* Begin *

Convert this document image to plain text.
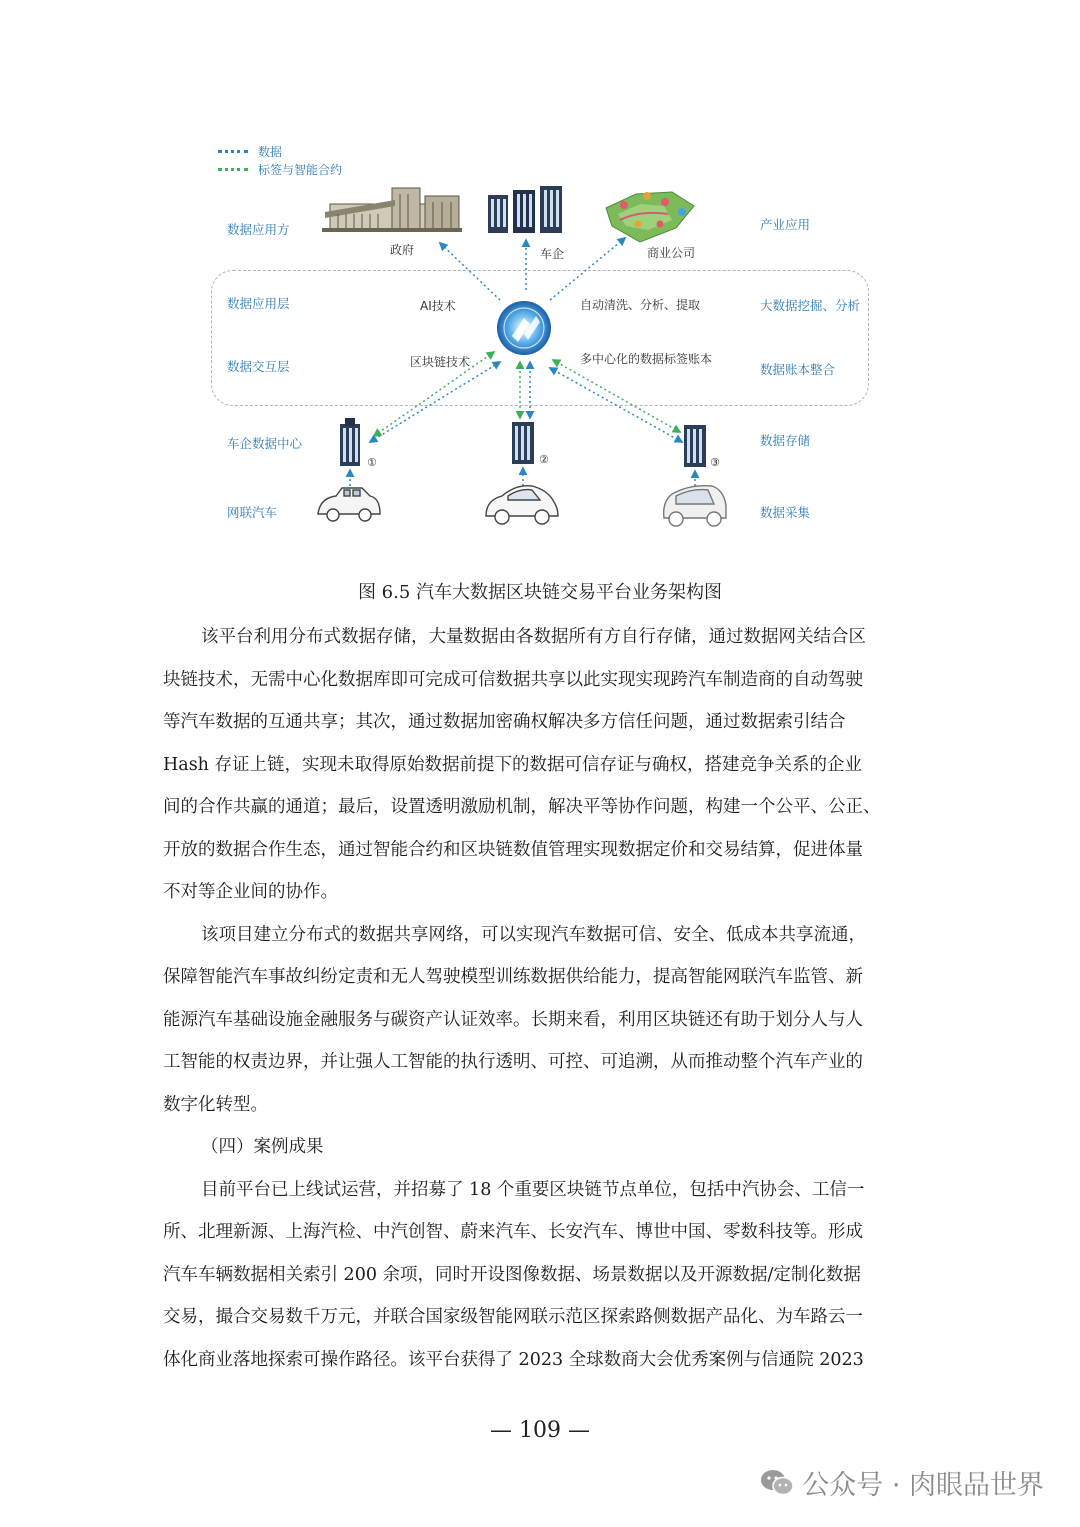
数据
标签与智能合约
数据应用方
数据应用层
数据交互层
车企数据中心
网联汽车
产业应用
大数据挖掘、分析
数据账本整合
数据存储
数据采集
AI技术
区块链技术
自动清洗、分析、提取
多中心化的数据标签账本
政府	车企	商业公司
①	②	③
图 6.5 汽车大数据区块链交易平台业务架构图
该平台利用分布式数据存储，大量数据由各数据所有方自行存储，通过数据网关结合区
块链技术，无需中心化数据库即可完成可信数据共享以此实现实现跨汽车制造商的自动驾驶
等汽车数据的互通共享；其次，通过数据加密确权解决多方信任问题，通过数据索引结合
Hash 存证上链，实现未取得原始数据前提下的数据可信存证与确权，搭建竞争关系的企业
间的合作共赢的通道；最后，设置透明激励机制，解决平等协作问题，构建一个公平、公正、
开放的数据合作生态，通过智能合约和区块链数值管理实现数据定价和交易结算，促进体量
不对等企业间的协作。
该项目建立分布式的数据共享网络，可以实现汽车数据可信、安全、低成本共享流通，
保障智能汽车事故纠纷定责和无人驾驶模型训练数据供给能力，提高智能网联汽车监管、新
能源汽车基础设施金融服务与碳资产认证效率。长期来看，利用区块链还有助于划分人与人
工智能的权责边界，并让强人工智能的执行透明、可控、可追溯，从而推动整个汽车产业的
数字化转型。
（四）案例成果
目前平台已上线试运营，并招募了 18 个重要区块链节点单位，包括中汽协会、工信一
所、北理新源、上海汽检、中汽创智、蔚来汽车、长安汽车、博世中国、零数科技等。形成
汽车车辆数据相关索引 200 余项，同时开设图像数据、场景数据以及开源数据/定制化数据
交易，撮合交易数千万元，并联合国家级智能网联示范区探索路侧数据产品化、为车路云一
体化商业落地探索可操作路径。该平台获得了 2023 全球数商大会优秀案例与信通院 2023
— 109 —
公众号 · 肉眼品世界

* End *

Work to do
Retype the whole listing, keeping every line identical and omitting all pictures.

Result of the exercise
Convert this document image to plain text.
数据
标签与智能合约
数据应用方
数据应用层
数据交互层
车企数据中心
网联汽车
产业应用
大数据挖掘、分析
数据账本整合
数据存储
数据采集
AI技术
区块链技术
自动清洗、分析、提取
多中心化的数据标签账本
政府	车企	商业公司
①	②	③
图 6.5 汽车大数据区块链交易平台业务架构图
该平台利用分布式数据存储，大量数据由各数据所有方自行存储，通过数据网关结合区
块链技术，无需中心化数据库即可完成可信数据共享以此实现实现跨汽车制造商的自动驾驶
等汽车数据的互通共享；其次，通过数据加密确权解决多方信任问题，通过数据索引结合
Hash 存证上链，实现未取得原始数据前提下的数据可信存证与确权，搭建竞争关系的企业
间的合作共赢的通道；最后，设置透明激励机制，解决平等协作问题，构建一个公平、公正、
开放的数据合作生态，通过智能合约和区块链数值管理实现数据定价和交易结算，促进体量
不对等企业间的协作。
该项目建立分布式的数据共享网络，可以实现汽车数据可信、安全、低成本共享流通，
保障智能汽车事故纠纷定责和无人驾驶模型训练数据供给能力，提高智能网联汽车监管、新
能源汽车基础设施金融服务与碳资产认证效率。长期来看，利用区块链还有助于划分人与人
工智能的权责边界，并让强人工智能的执行透明、可控、可追溯，从而推动整个汽车产业的
数字化转型。
（四）案例成果
目前平台已上线试运营，并招募了 18 个重要区块链节点单位，包括中汽协会、工信一
所、北理新源、上海汽检、中汽创智、蔚来汽车、长安汽车、博世中国、零数科技等。形成
汽车车辆数据相关索引 200 余项，同时开设图像数据、场景数据以及开源数据/定制化数据
交易，撮合交易数千万元，并联合国家级智能网联示范区探索路侧数据产品化、为车路云一
体化商业落地探索可操作路径。该平台获得了 2023 全球数商大会优秀案例与信通院 2023
— 109 —
公众号 · 肉眼品世界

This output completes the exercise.